▸ The data:
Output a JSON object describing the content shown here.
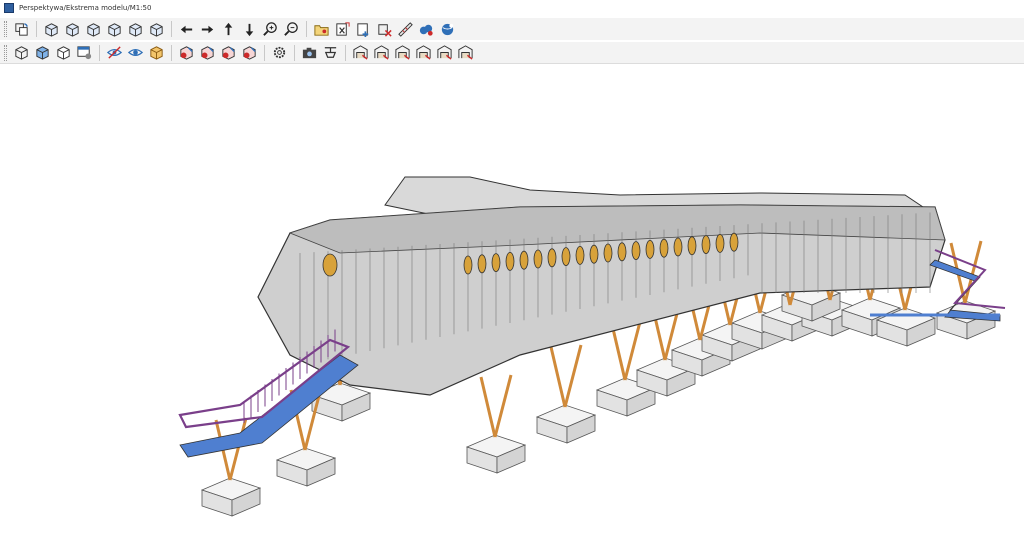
{
  "window": {
    "title": "Perspektywa/Ekstrema modelu/M1:50"
  },
  "toolbar_top": {
    "groups": [
      [
        "rotate-view-icon"
      ],
      [
        "cube-iso-1-icon",
        "cube-iso-2-icon",
        "cube-iso-3-icon",
        "cube-iso-4-icon",
        "cube-iso-5-icon",
        "cube-iso-6-icon"
      ],
      [
        "arrow-left-icon",
        "arrow-right-icon",
        "arrow-up-icon",
        "arrow-down-icon",
        "zoom-in-icon",
        "zoom-out-icon"
      ],
      [
        "open-model-icon",
        "export-x-icon",
        "add-model-icon",
        "delete-model-icon",
        "measure-icon",
        "cloud-model-icon",
        "globe-icon"
      ]
    ]
  },
  "toolbar_second": {
    "groups": [
      [
        "wireframe-cube-icon",
        "solid-cube-icon",
        "hidden-cube-icon",
        "view-settings-icon"
      ],
      [
        "hide-icon",
        "show-icon",
        "select-object-icon"
      ],
      [
        "filter-red-1-icon",
        "filter-red-2-icon",
        "filter-red-3-icon",
        "filter-red-4-icon"
      ],
      [
        "gear-icon"
      ],
      [
        "camera-icon",
        "drone-icon"
      ],
      [
        "structure-1-icon",
        "structure-2-icon",
        "structure-3-icon",
        "structure-4-icon",
        "structure-5-icon",
        "structure-6-icon"
      ]
    ]
  },
  "colors": {
    "accent": "#2f6fb7",
    "red": "#cc2a2a",
    "toolbar_bg": "#f3f3f3",
    "steel": "#5a5a5a",
    "stair_blue": "#4f7fd0",
    "stair_purple": "#7a3f8a",
    "leg_orange": "#d08a3a"
  },
  "viewport": {
    "description_view": "3D perspective model view"
  }
}
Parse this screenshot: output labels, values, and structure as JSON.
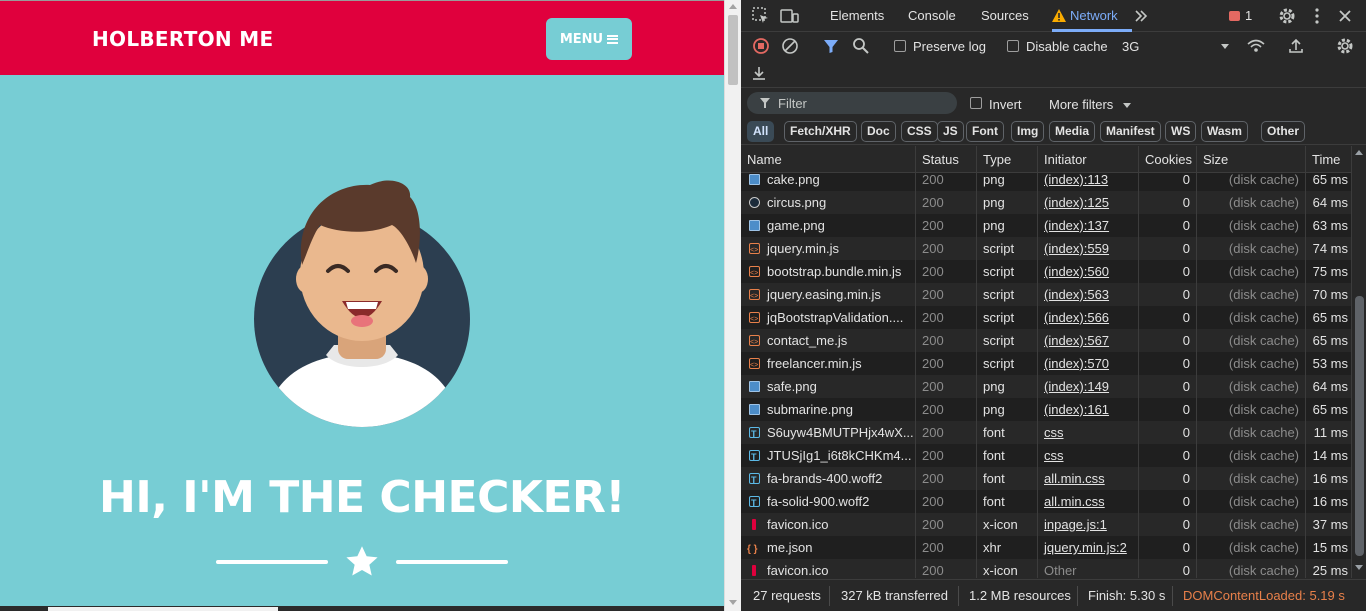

▸ Your goal: All the records above need to be given again word for word. Skip the pictures.

▸ Solution to the exercise:
Output a JSON object describing the content shown here.
{
  "window": {
    "title": "Perspektywa/Ekstrema modelu/M1:50"
  },
  "toolbar_top": {
    "groups": [
      [
        "rotate-view-icon"
      ],
      [
        "cube-iso-1-icon",
        "cube-iso-2-icon",
        "cube-iso-3-icon",
        "cube-iso-4-icon",
        "cube-iso-5-icon",
        "cube-iso-6-icon"
      ],
      [
        "arrow-left-icon",
        "arrow-right-icon",
        "arrow-up-icon",
        "arrow-down-icon",
        "zoom-in-icon",
        "zoom-out-icon"
      ],
      [
        "open-model-icon",
        "export-x-icon",
        "add-model-icon",
        "delete-model-icon",
        "measure-icon",
        "cloud-model-icon",
        "globe-icon"
      ]
    ]
  },
  "toolbar_second": {
    "groups": [
      [
        "wireframe-cube-icon",
        "solid-cube-icon",
        "hidden-cube-icon",
        "view-settings-icon"
      ],
      [
        "hide-icon",
        "show-icon",
        "select-object-icon"
      ],
      [
        "filter-red-1-icon",
        "filter-red-2-icon",
        "filter-red-3-icon",
        "filter-red-4-icon"
      ],
      [
        "gear-icon"
      ],
      [
        "camera-icon",
        "drone-icon"
      ],
      [
        "structure-1-icon",
        "structure-2-icon",
        "structure-3-icon",
        "structure-4-icon",
        "structure-5-icon",
        "structure-6-icon"
      ]
    ]
  },
  "colors": {
    "accent": "#2f6fb7",
    "red": "#cc2a2a",
    "toolbar_bg": "#f3f3f3",
    "steel": "#5a5a5a",
    "stair_blue": "#4f7fd0",
    "stair_purple": "#7a3f8a",
    "leg_orange": "#d08a3a"
  },
  "viewport": {
    "description_view": "3D perspective model view"
  }
}
Parse this screenshot: output labels, values, and structure as JSON.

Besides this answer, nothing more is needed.